Problem statement >>
Pick out all lines in the listing holding the string "Debugger" and copy them.

Stored data entries
>> START

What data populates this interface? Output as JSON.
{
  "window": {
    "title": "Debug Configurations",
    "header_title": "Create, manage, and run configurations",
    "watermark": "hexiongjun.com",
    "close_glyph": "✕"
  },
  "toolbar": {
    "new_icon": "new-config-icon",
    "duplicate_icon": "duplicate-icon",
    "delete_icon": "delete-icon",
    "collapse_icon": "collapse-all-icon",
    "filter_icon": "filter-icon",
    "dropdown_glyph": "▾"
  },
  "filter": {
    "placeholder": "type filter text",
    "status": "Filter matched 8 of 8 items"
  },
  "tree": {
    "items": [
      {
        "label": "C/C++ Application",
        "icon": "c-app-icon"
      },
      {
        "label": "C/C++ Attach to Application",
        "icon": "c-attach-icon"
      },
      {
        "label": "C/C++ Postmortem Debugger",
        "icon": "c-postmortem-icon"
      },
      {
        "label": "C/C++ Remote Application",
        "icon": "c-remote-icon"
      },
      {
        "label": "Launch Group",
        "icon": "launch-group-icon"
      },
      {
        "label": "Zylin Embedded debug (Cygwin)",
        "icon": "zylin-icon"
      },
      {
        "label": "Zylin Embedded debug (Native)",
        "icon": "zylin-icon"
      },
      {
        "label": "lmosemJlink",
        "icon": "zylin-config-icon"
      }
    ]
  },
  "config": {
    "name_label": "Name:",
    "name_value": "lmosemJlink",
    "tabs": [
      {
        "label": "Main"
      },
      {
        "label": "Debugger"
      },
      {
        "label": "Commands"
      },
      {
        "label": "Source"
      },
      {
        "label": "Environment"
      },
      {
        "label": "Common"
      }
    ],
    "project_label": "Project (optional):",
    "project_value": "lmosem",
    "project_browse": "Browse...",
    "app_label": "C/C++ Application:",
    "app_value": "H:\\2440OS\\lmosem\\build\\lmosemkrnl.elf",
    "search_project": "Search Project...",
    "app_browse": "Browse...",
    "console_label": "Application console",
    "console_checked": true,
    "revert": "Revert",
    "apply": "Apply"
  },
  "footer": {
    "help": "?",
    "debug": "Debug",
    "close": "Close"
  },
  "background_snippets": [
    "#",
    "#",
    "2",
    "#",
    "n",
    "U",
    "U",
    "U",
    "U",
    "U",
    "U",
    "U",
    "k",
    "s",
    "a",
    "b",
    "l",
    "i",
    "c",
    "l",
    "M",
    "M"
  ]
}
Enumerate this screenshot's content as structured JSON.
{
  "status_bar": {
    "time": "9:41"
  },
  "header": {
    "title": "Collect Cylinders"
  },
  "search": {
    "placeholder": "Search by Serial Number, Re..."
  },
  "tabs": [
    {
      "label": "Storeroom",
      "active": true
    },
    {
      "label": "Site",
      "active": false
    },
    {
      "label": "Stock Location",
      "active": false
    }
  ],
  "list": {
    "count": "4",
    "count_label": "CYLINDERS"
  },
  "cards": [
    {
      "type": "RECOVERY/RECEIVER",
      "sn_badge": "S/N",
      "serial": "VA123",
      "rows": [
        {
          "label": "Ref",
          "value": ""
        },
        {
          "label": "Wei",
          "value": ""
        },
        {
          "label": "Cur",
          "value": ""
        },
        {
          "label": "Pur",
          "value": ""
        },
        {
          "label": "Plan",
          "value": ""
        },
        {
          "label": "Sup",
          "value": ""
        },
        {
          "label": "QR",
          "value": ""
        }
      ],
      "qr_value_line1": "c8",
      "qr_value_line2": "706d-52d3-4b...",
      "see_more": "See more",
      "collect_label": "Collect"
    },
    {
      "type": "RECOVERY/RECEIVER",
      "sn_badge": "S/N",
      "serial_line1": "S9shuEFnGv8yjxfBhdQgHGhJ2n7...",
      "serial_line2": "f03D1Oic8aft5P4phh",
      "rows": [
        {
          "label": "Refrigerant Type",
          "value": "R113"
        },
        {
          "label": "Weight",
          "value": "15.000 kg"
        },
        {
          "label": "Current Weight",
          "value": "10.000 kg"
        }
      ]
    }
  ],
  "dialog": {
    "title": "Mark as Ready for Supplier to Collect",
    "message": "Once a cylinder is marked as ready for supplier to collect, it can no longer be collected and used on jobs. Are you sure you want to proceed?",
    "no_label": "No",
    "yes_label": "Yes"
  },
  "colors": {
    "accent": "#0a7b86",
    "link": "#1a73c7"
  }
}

>> END
>> START

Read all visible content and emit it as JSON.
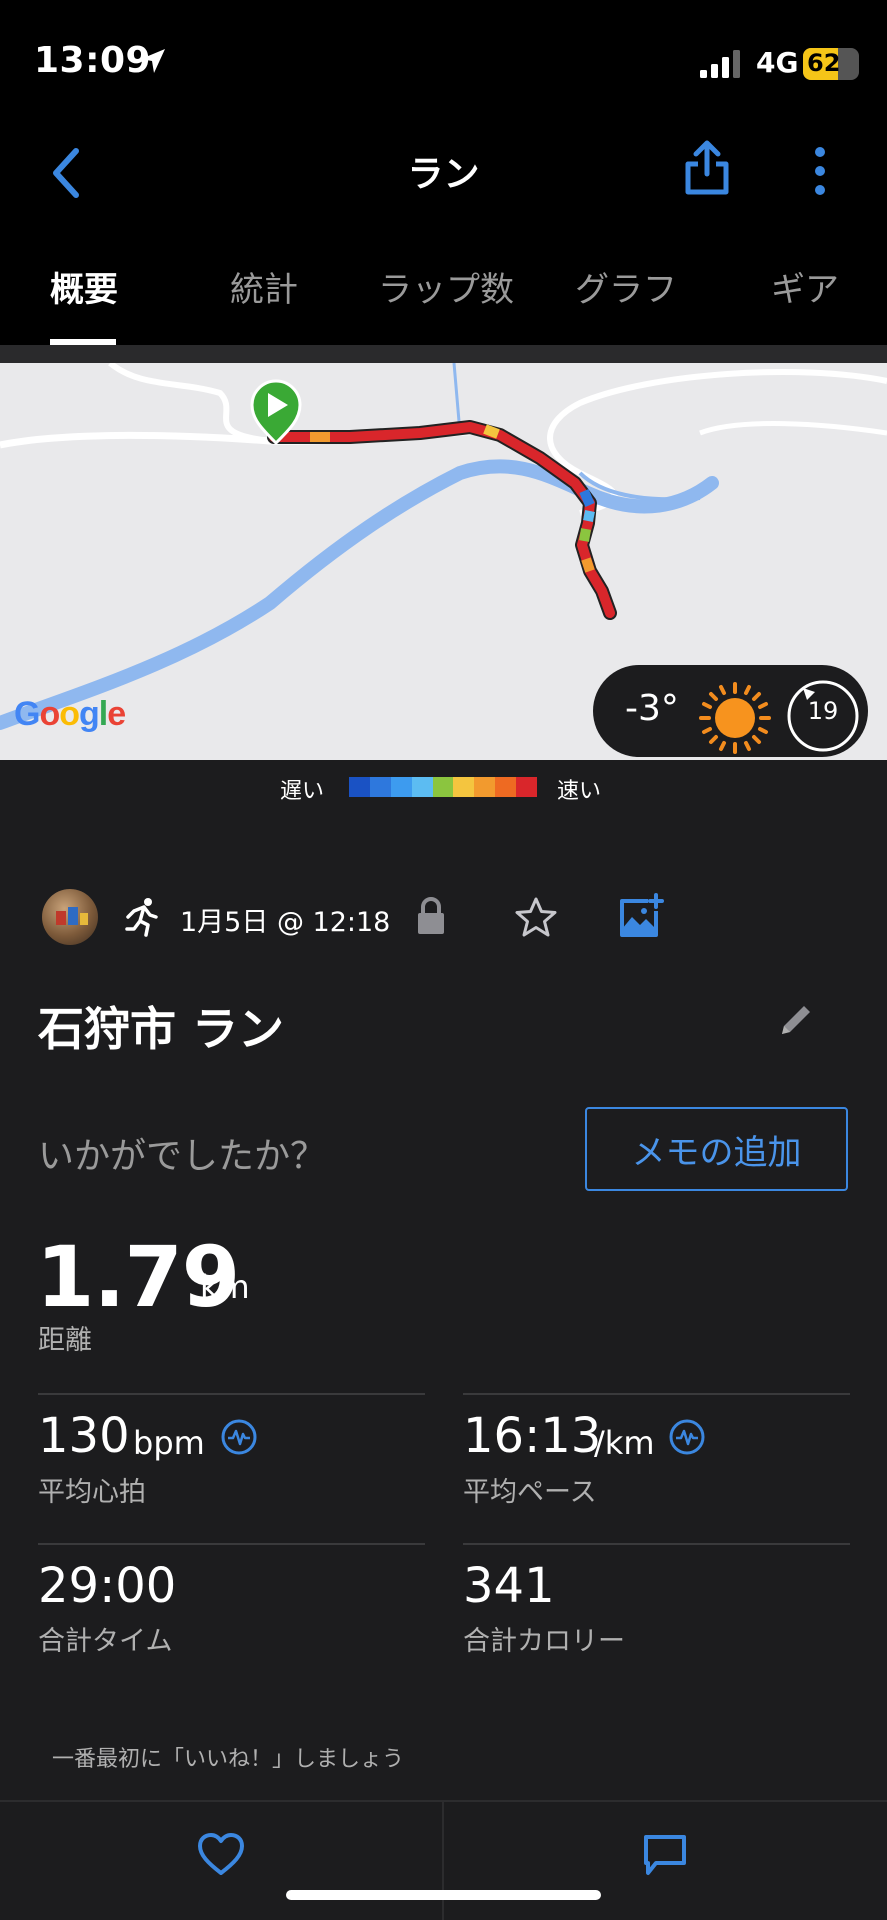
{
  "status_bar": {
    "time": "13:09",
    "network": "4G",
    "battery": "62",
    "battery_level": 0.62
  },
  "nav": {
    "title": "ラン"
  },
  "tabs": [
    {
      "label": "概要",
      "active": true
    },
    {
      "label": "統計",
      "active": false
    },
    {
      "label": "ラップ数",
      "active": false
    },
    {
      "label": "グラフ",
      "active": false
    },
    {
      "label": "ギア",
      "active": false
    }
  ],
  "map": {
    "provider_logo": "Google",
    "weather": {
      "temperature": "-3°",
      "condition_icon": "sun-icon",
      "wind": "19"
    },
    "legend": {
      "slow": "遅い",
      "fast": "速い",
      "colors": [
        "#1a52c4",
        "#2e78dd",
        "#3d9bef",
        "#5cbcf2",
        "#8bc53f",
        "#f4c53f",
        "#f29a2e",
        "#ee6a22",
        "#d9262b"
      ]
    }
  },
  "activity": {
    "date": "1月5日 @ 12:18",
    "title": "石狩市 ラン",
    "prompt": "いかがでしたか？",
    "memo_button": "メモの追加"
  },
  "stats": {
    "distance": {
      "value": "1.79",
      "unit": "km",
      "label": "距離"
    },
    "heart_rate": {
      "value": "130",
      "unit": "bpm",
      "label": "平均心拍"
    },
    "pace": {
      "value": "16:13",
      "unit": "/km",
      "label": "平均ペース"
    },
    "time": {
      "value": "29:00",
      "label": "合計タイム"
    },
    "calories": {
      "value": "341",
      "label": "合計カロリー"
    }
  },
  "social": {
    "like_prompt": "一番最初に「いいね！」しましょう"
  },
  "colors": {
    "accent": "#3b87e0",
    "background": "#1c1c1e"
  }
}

>> END
>> START

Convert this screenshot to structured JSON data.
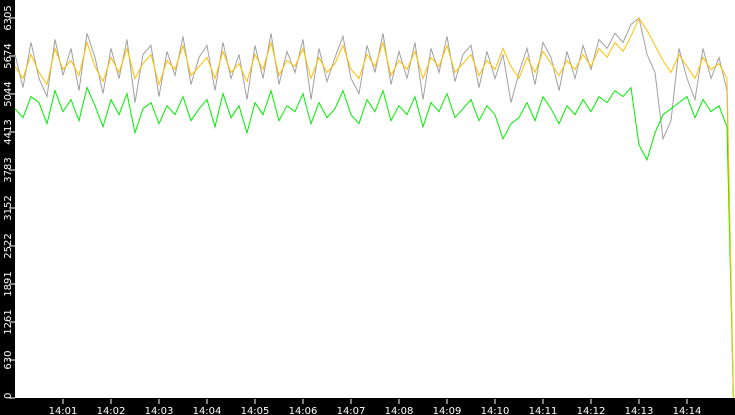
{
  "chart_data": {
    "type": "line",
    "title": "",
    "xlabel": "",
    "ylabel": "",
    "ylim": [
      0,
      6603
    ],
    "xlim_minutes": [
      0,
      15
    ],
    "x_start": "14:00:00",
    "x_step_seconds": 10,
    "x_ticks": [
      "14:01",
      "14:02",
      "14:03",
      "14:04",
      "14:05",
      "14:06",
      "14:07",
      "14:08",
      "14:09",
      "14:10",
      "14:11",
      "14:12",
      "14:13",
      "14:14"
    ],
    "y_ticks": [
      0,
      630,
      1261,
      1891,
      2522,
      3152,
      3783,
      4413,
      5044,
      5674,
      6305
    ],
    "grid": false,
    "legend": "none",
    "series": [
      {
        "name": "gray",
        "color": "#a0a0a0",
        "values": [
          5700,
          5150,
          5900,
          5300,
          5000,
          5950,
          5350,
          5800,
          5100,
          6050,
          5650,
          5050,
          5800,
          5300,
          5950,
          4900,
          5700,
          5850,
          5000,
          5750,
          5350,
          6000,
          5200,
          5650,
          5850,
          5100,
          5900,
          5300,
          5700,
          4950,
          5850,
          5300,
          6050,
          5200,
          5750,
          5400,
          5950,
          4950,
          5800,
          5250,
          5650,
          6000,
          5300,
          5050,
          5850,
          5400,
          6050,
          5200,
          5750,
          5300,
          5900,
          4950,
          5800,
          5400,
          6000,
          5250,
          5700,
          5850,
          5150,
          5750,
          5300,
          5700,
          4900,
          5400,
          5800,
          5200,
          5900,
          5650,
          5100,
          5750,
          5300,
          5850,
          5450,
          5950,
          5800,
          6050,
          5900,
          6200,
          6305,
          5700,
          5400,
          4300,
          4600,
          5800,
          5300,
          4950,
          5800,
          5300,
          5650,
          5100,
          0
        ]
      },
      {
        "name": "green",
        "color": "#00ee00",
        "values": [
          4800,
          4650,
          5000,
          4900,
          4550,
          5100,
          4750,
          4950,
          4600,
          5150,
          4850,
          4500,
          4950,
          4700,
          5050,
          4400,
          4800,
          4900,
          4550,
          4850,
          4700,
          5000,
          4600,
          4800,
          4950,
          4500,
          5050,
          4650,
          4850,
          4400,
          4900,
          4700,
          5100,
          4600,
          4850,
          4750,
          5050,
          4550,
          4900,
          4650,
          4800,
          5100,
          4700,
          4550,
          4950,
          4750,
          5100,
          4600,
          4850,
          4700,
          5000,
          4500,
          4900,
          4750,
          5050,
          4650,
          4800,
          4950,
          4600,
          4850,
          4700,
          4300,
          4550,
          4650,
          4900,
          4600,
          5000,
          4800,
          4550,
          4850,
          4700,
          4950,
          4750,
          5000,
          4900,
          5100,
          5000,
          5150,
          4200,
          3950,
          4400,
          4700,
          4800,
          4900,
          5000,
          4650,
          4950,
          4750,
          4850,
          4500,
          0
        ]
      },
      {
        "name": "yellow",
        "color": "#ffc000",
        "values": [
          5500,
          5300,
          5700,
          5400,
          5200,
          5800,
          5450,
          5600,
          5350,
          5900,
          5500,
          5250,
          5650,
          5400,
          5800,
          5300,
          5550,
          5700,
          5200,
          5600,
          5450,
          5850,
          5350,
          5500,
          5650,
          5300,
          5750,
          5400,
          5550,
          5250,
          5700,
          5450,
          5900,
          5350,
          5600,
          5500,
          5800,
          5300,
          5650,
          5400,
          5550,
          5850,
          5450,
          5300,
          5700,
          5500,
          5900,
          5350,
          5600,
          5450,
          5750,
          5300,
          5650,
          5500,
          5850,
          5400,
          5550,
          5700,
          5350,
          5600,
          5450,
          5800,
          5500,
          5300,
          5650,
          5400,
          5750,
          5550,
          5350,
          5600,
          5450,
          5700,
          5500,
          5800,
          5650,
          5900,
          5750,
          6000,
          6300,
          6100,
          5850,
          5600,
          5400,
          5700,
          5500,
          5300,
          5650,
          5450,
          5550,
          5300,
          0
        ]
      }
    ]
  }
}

>> END

Response to this task >>
        "label": "C/C++ Postmortem Debugger",
        "label": "Debugger"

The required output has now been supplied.